Would you pull out every line of the material that contains the string "QPSK"?
* start Stored records *
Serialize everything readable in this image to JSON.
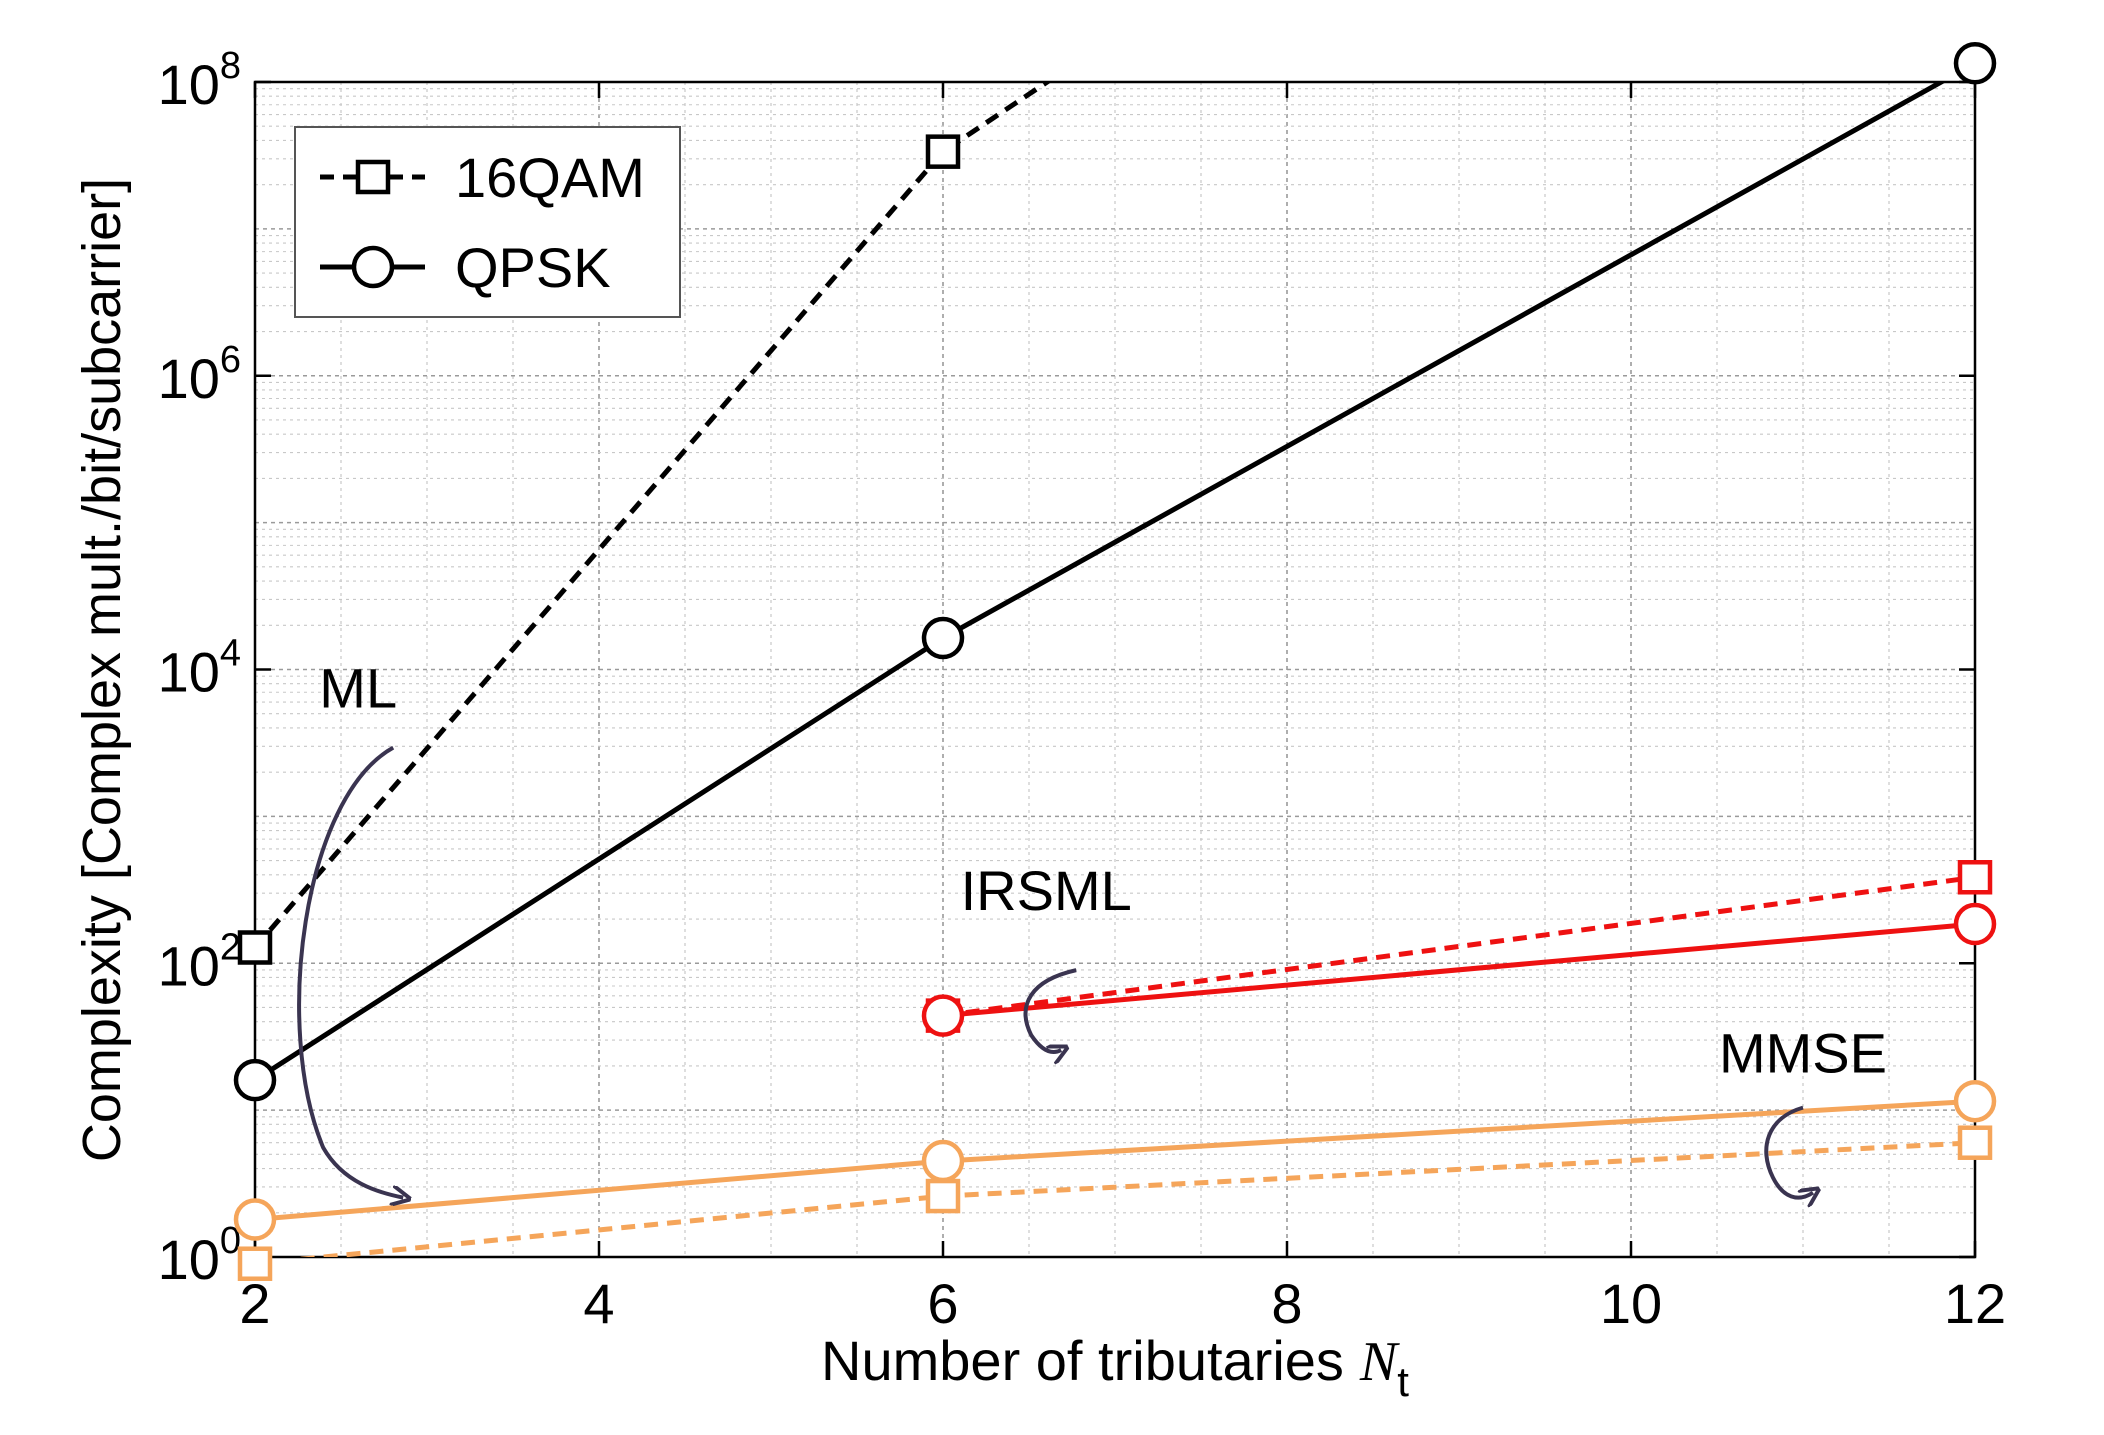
{
  "chart_data": {
    "type": "line",
    "xlabel": "Number of tributaries",
    "xlabel_symbol": "N",
    "xlabel_subscript": "t",
    "ylabel": "Complexity [Complex mult./bit/subcarrier]",
    "yscale": "log",
    "xlim": [
      2,
      12
    ],
    "ylim": [
      1,
      100000000
    ],
    "x_ticks": [
      {
        "value": 2,
        "label": "2"
      },
      {
        "value": 4,
        "label": "4"
      },
      {
        "value": 6,
        "label": "6"
      },
      {
        "value": 8,
        "label": "8"
      },
      {
        "value": 10,
        "label": "10"
      },
      {
        "value": 12,
        "label": "12"
      }
    ],
    "y_ticks": [
      {
        "value": 1,
        "base": "10",
        "exp": "0"
      },
      {
        "value": 100,
        "base": "10",
        "exp": "2"
      },
      {
        "value": 10000,
        "base": "10",
        "exp": "4"
      },
      {
        "value": 1000000,
        "base": "10",
        "exp": "6"
      },
      {
        "value": 100000000,
        "base": "10",
        "exp": "8"
      }
    ],
    "grid": true,
    "legend_position": "top-left",
    "legend": [
      {
        "label": "16QAM",
        "marker": "square",
        "dash": "dashed"
      },
      {
        "label": "QPSK",
        "marker": "circle",
        "dash": "solid"
      }
    ],
    "series": [
      {
        "name": "ML 16QAM",
        "group": "ML",
        "modulation": "16QAM",
        "color": "#000000",
        "dash": "dashed",
        "marker": "square",
        "x": [
          2,
          6
        ],
        "values": [
          128,
          33554432
        ],
        "line_extends_to": [
          6.8,
          142000000
        ]
      },
      {
        "name": "ML QPSK",
        "group": "ML",
        "modulation": "QPSK",
        "color": "#000000",
        "dash": "solid",
        "marker": "circle",
        "x": [
          2,
          6,
          12
        ],
        "values": [
          16,
          16384,
          134217728
        ]
      },
      {
        "name": "IRSML 16QAM",
        "group": "IRSML",
        "modulation": "16QAM",
        "color": "#ee1111",
        "dash": "dashed",
        "marker": "square",
        "x": [
          6,
          12
        ],
        "values": [
          44,
          385
        ]
      },
      {
        "name": "IRSML QPSK",
        "group": "IRSML",
        "modulation": "QPSK",
        "color": "#ee1111",
        "dash": "solid",
        "marker": "circle",
        "x": [
          6,
          12
        ],
        "values": [
          44,
          185
        ]
      },
      {
        "name": "MMSE QPSK",
        "group": "MMSE",
        "modulation": "QPSK",
        "color": "#f5a55a",
        "dash": "solid",
        "marker": "circle",
        "x": [
          2,
          6,
          12
        ],
        "values": [
          1.8,
          4.5,
          11.5
        ]
      },
      {
        "name": "MMSE 16QAM",
        "group": "MMSE",
        "modulation": "16QAM",
        "color": "#f5a55a",
        "dash": "dashed",
        "marker": "square",
        "x": [
          2,
          6,
          12
        ],
        "values": [
          0.9,
          2.6,
          6.0
        ]
      }
    ],
    "annotations": [
      {
        "text": "ML",
        "near_x": 2.6,
        "near_y": 5500
      },
      {
        "text": "IRSML",
        "near_x": 6.6,
        "near_y": 230
      },
      {
        "text": "MMSE",
        "near_x": 11.0,
        "near_y": 18
      }
    ]
  }
}
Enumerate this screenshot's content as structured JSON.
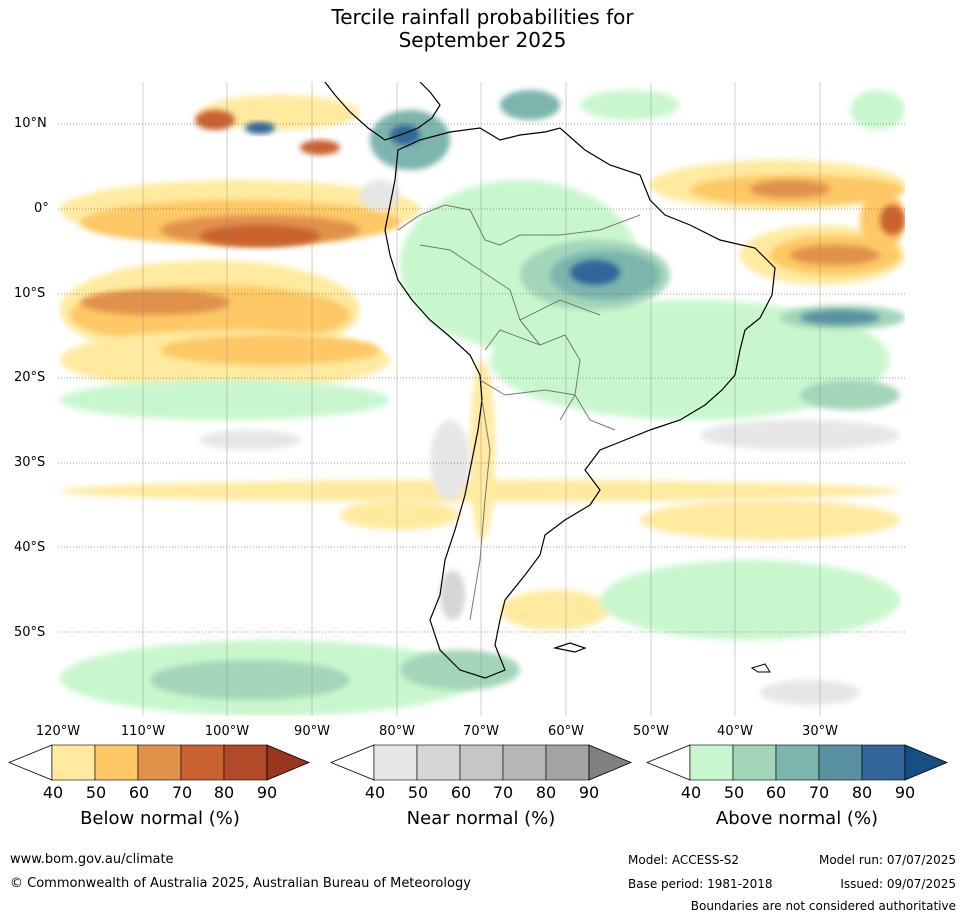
* end Stored records *
• Task solution:
        "label": "QPSK",
        "name": "ML QPSK",
        "modulation": "QPSK",
        "name": "IRSML QPSK",
        "modulation": "QPSK",
        "name": "MMSE QPSK",
        "modulation": "QPSK",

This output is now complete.